━━━━━ Material for this exercise

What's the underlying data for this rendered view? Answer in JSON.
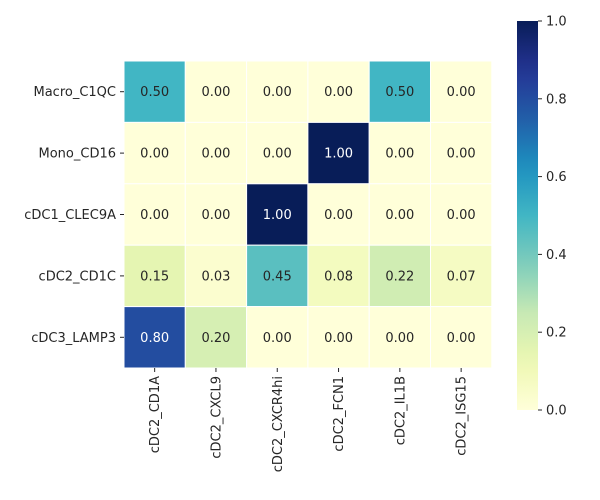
{
  "chart_data": {
    "type": "heatmap",
    "title": "",
    "xlabel": "",
    "ylabel": "",
    "x_categories": [
      "cDC2_CD1A",
      "cDC2_CXCL9",
      "cDC2_CXCR4hi",
      "cDC2_FCN1",
      "cDC2_IL1B",
      "cDC2_ISG15"
    ],
    "y_categories": [
      "Macro_C1QC",
      "Mono_CD16",
      "cDC1_CLEC9A",
      "cDC2_CD1C",
      "cDC3_LAMP3"
    ],
    "values": [
      [
        0.5,
        0.0,
        0.0,
        0.0,
        0.5,
        0.0
      ],
      [
        0.0,
        0.0,
        0.0,
        1.0,
        0.0,
        0.0
      ],
      [
        0.0,
        0.0,
        1.0,
        0.0,
        0.0,
        0.0
      ],
      [
        0.15,
        0.03,
        0.45,
        0.08,
        0.22,
        0.07
      ],
      [
        0.8,
        0.2,
        0.0,
        0.0,
        0.0,
        0.0
      ]
    ],
    "value_format": "0.00",
    "colormap": "YlGnBu",
    "colorbar": {
      "vmin": 0.0,
      "vmax": 1.0,
      "ticks": [
        0.0,
        0.2,
        0.4,
        0.6,
        0.8,
        1.0
      ],
      "tick_labels": [
        "0.0",
        "0.2",
        "0.4",
        "0.6",
        "0.8",
        "1.0"
      ],
      "placement": "right"
    },
    "cell_border_color": "#ffffff",
    "grid": false
  }
}
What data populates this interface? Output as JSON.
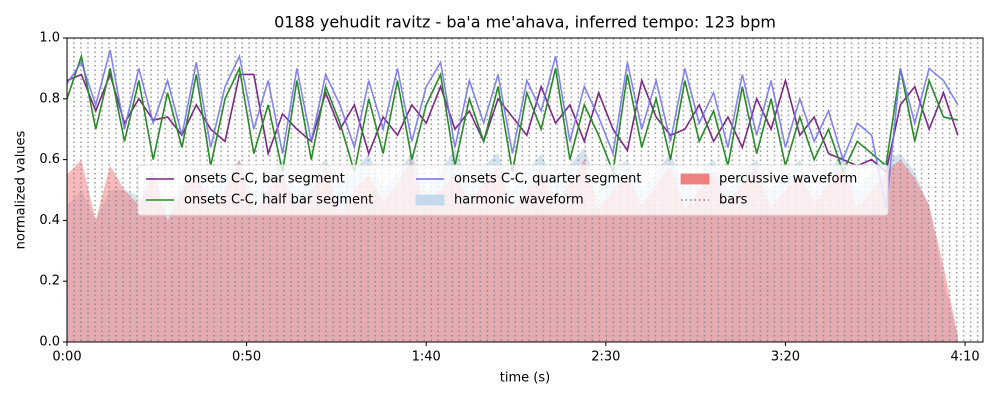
{
  "chart_data": {
    "type": "line",
    "title": "0188 yehudit ravitz - ba'a me'ahava, inferred tempo: 123 bpm",
    "xlabel": "time (s)",
    "ylabel": "normalized values",
    "xlim": [
      0,
      255
    ],
    "xticks": [
      {
        "value": 0,
        "label": "0:00"
      },
      {
        "value": 50,
        "label": "0:50"
      },
      {
        "value": 100,
        "label": "1:40"
      },
      {
        "value": 150,
        "label": "2:30"
      },
      {
        "value": 200,
        "label": "3:20"
      },
      {
        "value": 250,
        "label": "4:10"
      }
    ],
    "ylim": [
      0,
      1
    ],
    "yticks": [
      {
        "value": 0,
        "label": "0.0"
      },
      {
        "value": 0.2,
        "label": "0.2"
      },
      {
        "value": 0.4,
        "label": "0.4"
      },
      {
        "value": 0.6,
        "label": "0.6"
      },
      {
        "value": 0.8,
        "label": "0.8"
      },
      {
        "value": 1,
        "label": "1.0"
      }
    ],
    "legend": "center",
    "x": [
      0,
      4,
      8,
      12,
      16,
      20,
      24,
      28,
      32,
      36,
      40,
      44,
      48,
      52,
      56,
      60,
      64,
      68,
      72,
      76,
      80,
      84,
      88,
      92,
      96,
      100,
      104,
      108,
      112,
      116,
      120,
      124,
      128,
      132,
      136,
      140,
      144,
      148,
      152,
      156,
      160,
      164,
      168,
      172,
      176,
      180,
      184,
      188,
      192,
      196,
      200,
      204,
      208,
      212,
      216,
      220,
      224,
      228,
      232,
      236,
      240,
      244,
      248
    ],
    "series": [
      {
        "name": "onsets C-C, bar segment",
        "kind": "line",
        "color": "#7b2a86",
        "values": [
          0.86,
          0.88,
          0.76,
          0.88,
          0.72,
          0.8,
          0.73,
          0.74,
          0.68,
          0.78,
          0.7,
          0.66,
          0.88,
          0.88,
          0.62,
          0.75,
          0.7,
          0.66,
          0.82,
          0.7,
          0.78,
          0.62,
          0.74,
          0.68,
          0.78,
          0.72,
          0.84,
          0.7,
          0.76,
          0.66,
          0.8,
          0.74,
          0.68,
          0.84,
          0.72,
          0.78,
          0.66,
          0.82,
          0.7,
          0.63,
          0.86,
          0.74,
          0.68,
          0.7,
          0.78,
          0.66,
          0.74,
          0.64,
          0.8,
          0.7,
          0.86,
          0.68,
          0.74,
          0.62,
          0.6,
          0.58,
          0.6,
          0.56,
          0.78,
          0.84,
          0.7,
          0.82,
          0.68
        ]
      },
      {
        "name": "onsets C-C, half bar segment",
        "kind": "line",
        "color": "#2a8a2a",
        "values": [
          0.8,
          0.94,
          0.7,
          0.9,
          0.66,
          0.86,
          0.6,
          0.82,
          0.64,
          0.88,
          0.58,
          0.8,
          0.9,
          0.62,
          0.78,
          0.56,
          0.86,
          0.6,
          0.84,
          0.72,
          0.56,
          0.8,
          0.62,
          0.86,
          0.6,
          0.78,
          0.88,
          0.58,
          0.8,
          0.66,
          0.84,
          0.56,
          0.82,
          0.7,
          0.9,
          0.6,
          0.78,
          0.68,
          0.56,
          0.88,
          0.64,
          0.8,
          0.6,
          0.86,
          0.66,
          0.76,
          0.58,
          0.84,
          0.62,
          0.8,
          0.58,
          0.74,
          0.6,
          0.7,
          0.56,
          0.66,
          0.62,
          0.58,
          0.9,
          0.66,
          0.86,
          0.74,
          0.73
        ]
      },
      {
        "name": "onsets C-C, quarter segment",
        "kind": "line",
        "color": "#6f6ff0",
        "values": [
          0.85,
          0.92,
          0.78,
          0.96,
          0.7,
          0.9,
          0.72,
          0.86,
          0.68,
          0.92,
          0.64,
          0.84,
          0.94,
          0.7,
          0.86,
          0.62,
          0.9,
          0.66,
          0.88,
          0.78,
          0.64,
          0.86,
          0.7,
          0.9,
          0.66,
          0.84,
          0.92,
          0.64,
          0.86,
          0.72,
          0.88,
          0.62,
          0.86,
          0.76,
          0.94,
          0.66,
          0.84,
          0.74,
          0.62,
          0.92,
          0.7,
          0.86,
          0.66,
          0.9,
          0.72,
          0.82,
          0.64,
          0.88,
          0.68,
          0.86,
          0.64,
          0.8,
          0.66,
          0.76,
          0.6,
          0.72,
          0.68,
          0.44,
          0.9,
          0.72,
          0.9,
          0.86,
          0.78
        ]
      },
      {
        "name": "harmonic waveform",
        "kind": "area",
        "color": "#c6d9ea",
        "values": [
          0.45,
          0.5,
          0.4,
          0.5,
          0.5,
          0.48,
          0.55,
          0.45,
          0.52,
          0.58,
          0.5,
          0.55,
          0.6,
          0.5,
          0.55,
          0.6,
          0.5,
          0.55,
          0.6,
          0.52,
          0.56,
          0.62,
          0.5,
          0.56,
          0.62,
          0.5,
          0.56,
          0.64,
          0.52,
          0.58,
          0.62,
          0.5,
          0.56,
          0.62,
          0.52,
          0.58,
          0.64,
          0.5,
          0.56,
          0.6,
          0.5,
          0.56,
          0.62,
          0.5,
          0.56,
          0.6,
          0.5,
          0.56,
          0.6,
          0.5,
          0.55,
          0.6,
          0.5,
          0.56,
          0.62,
          0.5,
          0.56,
          0.6,
          0.62,
          0.56,
          0.45,
          0.2,
          0.02
        ]
      },
      {
        "name": "percussive waveform",
        "kind": "area",
        "color": "#f08080",
        "values": [
          0.55,
          0.6,
          0.4,
          0.58,
          0.5,
          0.45,
          0.56,
          0.4,
          0.5,
          0.55,
          0.45,
          0.5,
          0.6,
          0.42,
          0.5,
          0.55,
          0.45,
          0.5,
          0.58,
          0.42,
          0.5,
          0.55,
          0.46,
          0.52,
          0.6,
          0.44,
          0.5,
          0.56,
          0.46,
          0.52,
          0.58,
          0.44,
          0.5,
          0.56,
          0.46,
          0.52,
          0.6,
          0.44,
          0.5,
          0.55,
          0.45,
          0.52,
          0.58,
          0.44,
          0.5,
          0.56,
          0.46,
          0.52,
          0.58,
          0.44,
          0.5,
          0.55,
          0.46,
          0.52,
          0.58,
          0.44,
          0.5,
          0.56,
          0.6,
          0.54,
          0.45,
          0.25,
          0.02
        ]
      }
    ],
    "bars": {
      "name": "bars",
      "color": "#808080",
      "x": [
        0,
        1.95,
        3.9,
        5.85,
        7.8,
        9.75,
        11.7,
        13.65,
        15.6,
        17.55,
        19.5,
        21.45,
        23.4,
        25.35,
        27.3,
        29.25,
        31.2,
        33.15,
        35.1,
        37.05,
        39,
        40.95,
        42.9,
        44.85,
        46.8,
        48.75,
        50.7,
        52.65,
        54.6,
        56.55,
        58.5,
        60.45,
        62.4,
        64.35,
        66.3,
        68.25,
        70.2,
        72.15,
        74.1,
        76.05,
        78,
        79.95,
        81.9,
        83.85,
        85.8,
        87.75,
        89.7,
        91.65,
        93.6,
        95.55,
        97.5,
        99.45,
        101.4,
        103.35,
        105.3,
        107.25,
        109.2,
        111.15,
        113.1,
        115.05,
        117,
        118.95,
        120.9,
        122.85,
        124.8,
        126.75,
        128.7,
        130.65,
        132.6,
        134.55,
        136.5,
        138.45,
        140.4,
        142.35,
        144.3,
        146.25,
        148.2,
        150.15,
        152.1,
        154.05,
        156,
        157.95,
        159.9,
        161.85,
        163.8,
        165.75,
        167.7,
        169.65,
        171.6,
        173.55,
        175.5,
        177.45,
        179.4,
        181.35,
        183.3,
        185.25,
        187.2,
        189.15,
        191.1,
        193.05,
        195,
        196.95,
        198.9,
        200.85,
        202.8,
        204.75,
        206.7,
        208.65,
        210.6,
        212.55,
        214.5,
        216.45,
        218.4,
        220.35,
        222.3,
        224.25,
        226.2,
        228.15,
        230.1,
        232.05,
        234,
        235.95,
        237.9,
        239.85,
        241.8,
        243.75,
        245.7,
        247.65,
        249.6,
        251.55,
        253.5
      ]
    }
  }
}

━━━━━━━━━━

Filter out all lines lacking the word "onsets" and copy the rest.

        "name": "onsets C-C, bar segment",
        "name": "onsets C-C, half bar segment",
        "name": "onsets C-C, quarter segment",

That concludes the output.